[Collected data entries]

☆ ☆ ☆ ☆

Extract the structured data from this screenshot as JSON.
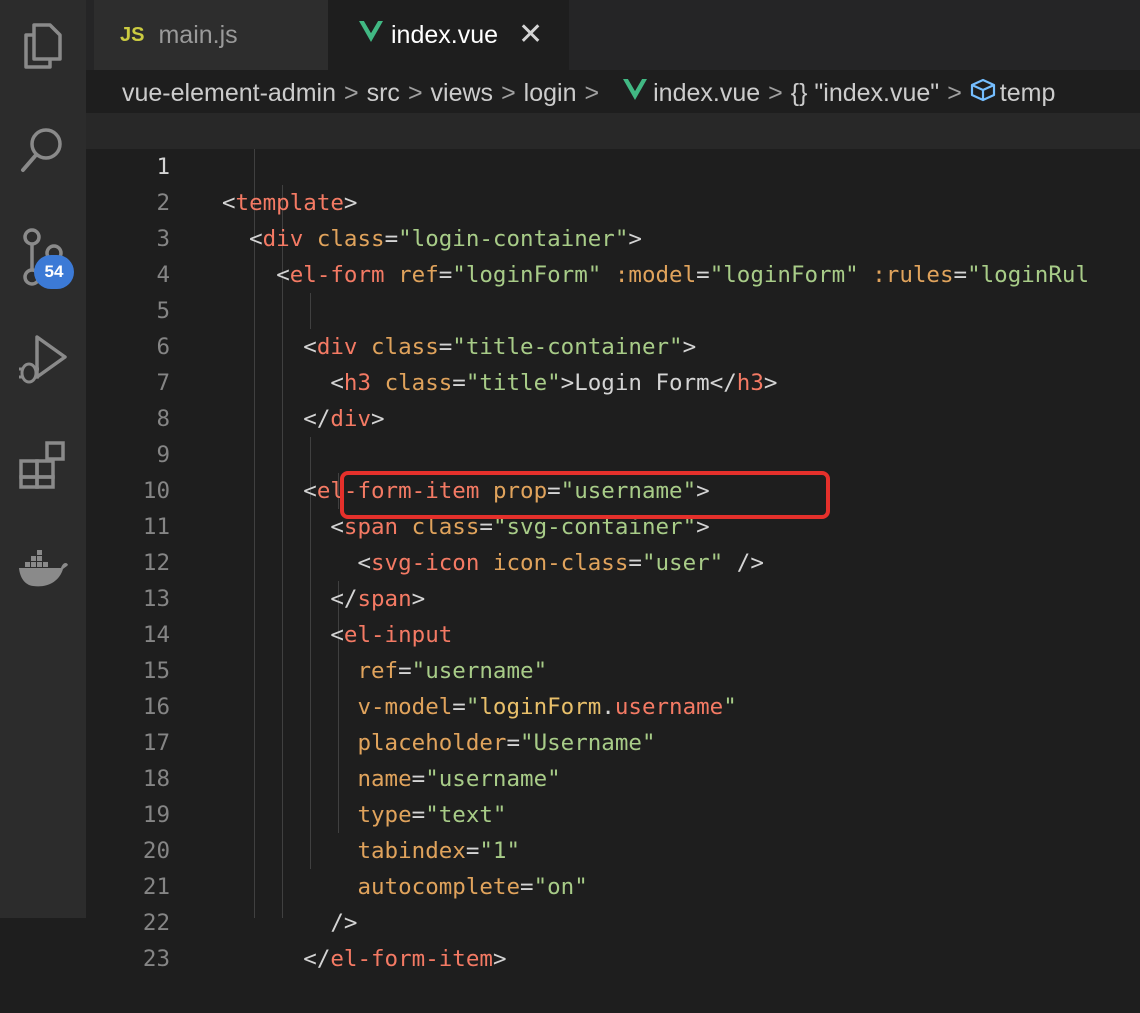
{
  "activity_bar": {
    "items": [
      {
        "name": "explorer-icon"
      },
      {
        "name": "search-icon"
      },
      {
        "name": "source-control-icon",
        "badge": "54"
      },
      {
        "name": "run-debug-icon"
      },
      {
        "name": "extensions-icon"
      },
      {
        "name": "docker-icon"
      }
    ],
    "source_control_badge": "54"
  },
  "tabs": [
    {
      "label": "main.js",
      "icon_text": "JS",
      "active": false
    },
    {
      "label": "index.vue",
      "active": true,
      "close": "✕"
    }
  ],
  "breadcrumbs": {
    "items": [
      "vue-element-admin",
      "src",
      "views",
      "login",
      "index.vue",
      "{}",
      "\"index.vue\"",
      "temp"
    ],
    "separator": ">"
  },
  "editor": {
    "active_line": 1,
    "lines": [
      {
        "n": "1"
      },
      {
        "n": "2"
      },
      {
        "n": "3"
      },
      {
        "n": "4"
      },
      {
        "n": "5"
      },
      {
        "n": "6"
      },
      {
        "n": "7"
      },
      {
        "n": "8"
      },
      {
        "n": "9"
      },
      {
        "n": "10"
      },
      {
        "n": "11"
      },
      {
        "n": "12"
      },
      {
        "n": "13"
      },
      {
        "n": "14"
      },
      {
        "n": "15"
      },
      {
        "n": "16"
      },
      {
        "n": "17"
      },
      {
        "n": "18"
      },
      {
        "n": "19"
      },
      {
        "n": "20"
      },
      {
        "n": "21"
      },
      {
        "n": "22"
      },
      {
        "n": "23"
      }
    ],
    "code": {
      "l1": {
        "tag": "template"
      },
      "l2": {
        "tag": "div",
        "attr": "class",
        "val": "\"login-container\""
      },
      "l3": {
        "tag": "el-form",
        "a1": "ref",
        "v1": "\"loginForm\"",
        "a2": ":model",
        "v2": "\"loginForm\"",
        "a3": ":rules",
        "v3": "\"loginRul"
      },
      "l5": {
        "tag": "div",
        "attr": "class",
        "val": "\"title-container\""
      },
      "l6": {
        "tag": "h3",
        "attr": "class",
        "val": "\"title\"",
        "text": "Login Form",
        "close": "h3"
      },
      "l7": {
        "close": "div"
      },
      "l9": {
        "tag": "el-form-item",
        "attr": "prop",
        "val": "\"username\""
      },
      "l10": {
        "tag": "span",
        "attr": "class",
        "val": "\"svg-container\""
      },
      "l11": {
        "tag": "svg-icon",
        "attr": "icon-class",
        "val": "\"user\"",
        "end": "/>"
      },
      "l12": {
        "close": "span"
      },
      "l13": {
        "tag": "el-input"
      },
      "l14": {
        "attr": "ref",
        "val": "\"username\""
      },
      "l15": {
        "attr": "v-model",
        "q1": "\"",
        "obj": "loginForm",
        "dot": ".",
        "prop": "username",
        "q2": "\""
      },
      "l16": {
        "attr": "placeholder",
        "val": "\"Username\""
      },
      "l17": {
        "attr": "name",
        "val": "\"username\""
      },
      "l18": {
        "attr": "type",
        "val": "\"text\""
      },
      "l19": {
        "attr": "tabindex",
        "val": "\"1\""
      },
      "l20": {
        "attr": "autocomplete",
        "val": "\"on\""
      },
      "l21": {
        "end": "/>"
      },
      "l22": {
        "close": "el-form-item"
      }
    }
  },
  "colors": {
    "background": "#1e1e1e",
    "tag": "#f47a64",
    "attribute": "#e0a35c",
    "string": "#a8cc88",
    "highlight_box": "#e5302b",
    "badge": "#3c7ad6"
  }
}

☆ ☆ ☆ ☆

* [Problem details]:
Report how many lines of the data hold the string "loginForm"; give only the number.

* [Answer to this task]:
3